- **Your instructions**
Write every line of the material out exactly as shown.

[Begin Raw records]

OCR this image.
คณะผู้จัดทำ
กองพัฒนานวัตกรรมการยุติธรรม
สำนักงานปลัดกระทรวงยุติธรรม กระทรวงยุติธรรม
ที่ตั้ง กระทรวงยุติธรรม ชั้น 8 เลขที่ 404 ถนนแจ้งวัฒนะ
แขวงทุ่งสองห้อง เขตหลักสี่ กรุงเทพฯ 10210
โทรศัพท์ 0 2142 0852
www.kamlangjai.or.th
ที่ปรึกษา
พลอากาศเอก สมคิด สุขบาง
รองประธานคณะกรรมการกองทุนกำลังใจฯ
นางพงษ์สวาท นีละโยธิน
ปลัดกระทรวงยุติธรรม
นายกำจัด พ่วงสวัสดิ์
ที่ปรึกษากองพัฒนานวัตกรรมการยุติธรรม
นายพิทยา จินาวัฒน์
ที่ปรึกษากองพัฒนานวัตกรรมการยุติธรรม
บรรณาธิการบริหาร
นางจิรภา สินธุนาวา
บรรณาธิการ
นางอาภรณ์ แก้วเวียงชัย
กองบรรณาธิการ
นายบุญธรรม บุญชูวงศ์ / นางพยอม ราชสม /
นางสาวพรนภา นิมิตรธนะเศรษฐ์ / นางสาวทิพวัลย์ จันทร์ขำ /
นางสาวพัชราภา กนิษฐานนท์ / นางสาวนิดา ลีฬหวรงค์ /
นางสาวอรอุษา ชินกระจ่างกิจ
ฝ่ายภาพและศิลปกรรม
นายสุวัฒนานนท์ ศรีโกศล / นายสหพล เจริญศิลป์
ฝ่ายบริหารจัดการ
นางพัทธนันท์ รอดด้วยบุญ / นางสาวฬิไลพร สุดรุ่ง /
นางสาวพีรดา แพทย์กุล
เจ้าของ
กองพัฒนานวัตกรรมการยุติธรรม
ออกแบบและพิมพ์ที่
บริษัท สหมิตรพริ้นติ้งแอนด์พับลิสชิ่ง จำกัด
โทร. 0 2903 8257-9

[End Raw records]

- **The reply**
OCR this image.
คณะผู้จัดทำ
กองพัฒนานวัตกรรมการยุติธรรม
สำนักงานปลัดกระทรวงยุติธรรม กระทรวงยุติธรรม
ที่ตั้ง กระทรวงยุติธรรม ชั้น 8 เลขที่ 404 ถนนแจ้งวัฒนะ
แขวงทุ่งสองห้อง เขตหลักสี่ กรุงเทพฯ 10210
โทรศัพท์ 0 2142 0852
www.kamlangjai.or.th
ที่ปรึกษา
พลอากาศเอก สมคิด สุขบาง
รองประธานคณะกรรมการกองทุนกำลังใจฯ
นางพงษ์สวาท นีละโยธิน
ปลัดกระทรวงยุติธรรม
นายกำจัด พ่วงสวัสดิ์
ที่ปรึกษากองพัฒนานวัตกรรมการยุติธรรม
นายพิทยา จินาวัฒน์
ที่ปรึกษากองพัฒนานวัตกรรมการยุติธรรม
บรรณาธิการบริหาร
นางจิรภา สินธุนาวา
บรรณาธิการ
นางอาภรณ์ แก้วเวียงชัย
กองบรรณาธิการ
นายบุญธรรม บุญชูวงศ์ / นางพยอม ราชสม /
นางสาวพรนภา นิมิตรธนะเศรษฐ์ / นางสาวทิพวัลย์ จันทร์ขำ /
นางสาวพัชราภา กนิษฐานนท์ / นางสาวนิดา ลีฬหวรงค์ /
นางสาวอรอุษา ชินกระจ่างกิจ
ฝ่ายภาพและศิลปกรรม
นายสุวัฒนานนท์ ศรีโกศล / นายสหพล เจริญศิลป์
ฝ่ายบริหารจัดการ
นางพัทธนันท์ รอดด้วยบุญ / นางสาวฬิไลพร สุดรุ่ง /
นางสาวพีรดา แพทย์กุล
เจ้าของ
กองพัฒนานวัตกรรมการยุติธรรม
ออกแบบและพิมพ์ที่
บริษัท สหมิตรพริ้นติ้งแอนด์พับลิสชิ่ง จำกัด
โทร. 0 2903 8257-9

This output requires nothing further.